Task objective
Repeat each line of the material exactly.

Data excerpts
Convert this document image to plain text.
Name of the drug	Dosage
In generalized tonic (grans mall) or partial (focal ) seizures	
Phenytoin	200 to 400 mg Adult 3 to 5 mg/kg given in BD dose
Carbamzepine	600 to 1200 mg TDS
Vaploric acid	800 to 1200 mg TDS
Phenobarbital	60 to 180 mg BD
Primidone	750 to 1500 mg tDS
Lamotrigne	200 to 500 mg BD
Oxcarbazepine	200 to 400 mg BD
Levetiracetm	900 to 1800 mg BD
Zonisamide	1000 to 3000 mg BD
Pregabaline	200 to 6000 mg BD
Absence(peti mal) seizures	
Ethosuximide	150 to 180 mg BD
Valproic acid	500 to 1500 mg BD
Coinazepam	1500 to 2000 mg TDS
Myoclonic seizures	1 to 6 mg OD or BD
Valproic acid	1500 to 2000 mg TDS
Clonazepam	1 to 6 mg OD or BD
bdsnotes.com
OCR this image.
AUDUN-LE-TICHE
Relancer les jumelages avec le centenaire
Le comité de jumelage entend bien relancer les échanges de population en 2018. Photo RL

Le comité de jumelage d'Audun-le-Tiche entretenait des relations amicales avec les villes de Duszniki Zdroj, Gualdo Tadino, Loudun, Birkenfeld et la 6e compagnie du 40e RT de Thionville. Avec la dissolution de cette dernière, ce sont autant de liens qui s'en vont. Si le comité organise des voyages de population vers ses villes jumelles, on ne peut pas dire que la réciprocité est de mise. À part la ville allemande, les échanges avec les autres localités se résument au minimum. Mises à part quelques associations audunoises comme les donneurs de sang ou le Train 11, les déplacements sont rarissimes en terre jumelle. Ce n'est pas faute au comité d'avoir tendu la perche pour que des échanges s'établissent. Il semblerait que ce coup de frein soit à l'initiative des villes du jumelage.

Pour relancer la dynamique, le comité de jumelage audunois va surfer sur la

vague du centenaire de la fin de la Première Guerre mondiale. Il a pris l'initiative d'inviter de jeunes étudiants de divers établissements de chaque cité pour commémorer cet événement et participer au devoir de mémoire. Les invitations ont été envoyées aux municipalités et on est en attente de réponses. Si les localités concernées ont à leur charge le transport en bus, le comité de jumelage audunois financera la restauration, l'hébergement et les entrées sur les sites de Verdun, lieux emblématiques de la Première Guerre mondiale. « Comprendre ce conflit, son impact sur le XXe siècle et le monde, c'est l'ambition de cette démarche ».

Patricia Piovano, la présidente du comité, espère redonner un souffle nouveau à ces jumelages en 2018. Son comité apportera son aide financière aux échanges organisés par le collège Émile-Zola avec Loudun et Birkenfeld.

Written answer
Convert this document image to plain text.
Name of the drug	Dosage
In generalized tonic (grans mall) or partial (focal ) seizures	
Phenytoin	200 to 400 mg Adult 3 to 5 mg/kg given in BD dose
Carbamzepine	600 to 1200 mg TDS
Vaploric acid	800 to 1200 mg TDS
Phenobarbital	60 to 180 mg BD
Primidone	750 to 1500 mg tDS
Lamotrigne	200 to 500 mg BD
Oxcarbazepine	200 to 400 mg BD
Levetiracetm	900 to 1800 mg BD
Zonisamide	1000 to 3000 mg BD
Pregabaline	200 to 6000 mg BD
Absence(peti mal) seizures	
Ethosuximide	150 to 180 mg BD
Valproic acid	500 to 1500 mg BD
Coinazepam	1500 to 2000 mg TDS
Myoclonic seizures	1 to 6 mg OD or BD
Valproic acid	1500 to 2000 mg TDS
Clonazepam	1 to 6 mg OD or BD
bdsnotes.com
OCR this image.
AUDUN-LE-TICHE
Relancer les jumelages avec le centenaire
Le comité de jumelage entend bien relancer les échanges de population en 2018. Photo RL

Le comité de jumelage d'Audun-le-Tiche entretenait des relations amicales avec les villes de Duszniki Zdroj, Gualdo Tadino, Loudun, Birkenfeld et la 6e compagnie du 40e RT de Thionville. Avec la dissolution de cette dernière, ce sont autant de liens qui s'en vont. Si le comité organise des voyages de population vers ses villes jumelles, on ne peut pas dire que la réciprocité est de mise. À part la ville allemande, les échanges avec les autres localités se résument au minimum. Mises à part quelques associations audunoises comme les donneurs de sang ou le Train 11, les déplacements sont rarissimes en terre jumelle. Ce n'est pas faute au comité d'avoir tendu la perche pour que des échanges s'établissent. Il semblerait que ce coup de frein soit à l'initiative des villes du jumelage.

Pour relancer la dynamique, le comité de jumelage audunois va surfer sur la

vague du centenaire de la fin de la Première Guerre mondiale. Il a pris l'initiative d'inviter de jeunes étudiants de divers établissements de chaque cité pour commémorer cet événement et participer au devoir de mémoire. Les invitations ont été envoyées aux municipalités et on est en attente de réponses. Si les localités concernées ont à leur charge le transport en bus, le comité de jumelage audunois financera la restauration, l'hébergement et les entrées sur les sites de Verdun, lieux emblématiques de la Première Guerre mondiale. « Comprendre ce conflit, son impact sur le XXe siècle et le monde, c'est l'ambition de cette démarche ».

Patricia Piovano, la présidente du comité, espère redonner un souffle nouveau à ces jumelages en 2018. Son comité apportera son aide financière aux échanges organisés par le collège Émile-Zola avec Loudun et Birkenfeld.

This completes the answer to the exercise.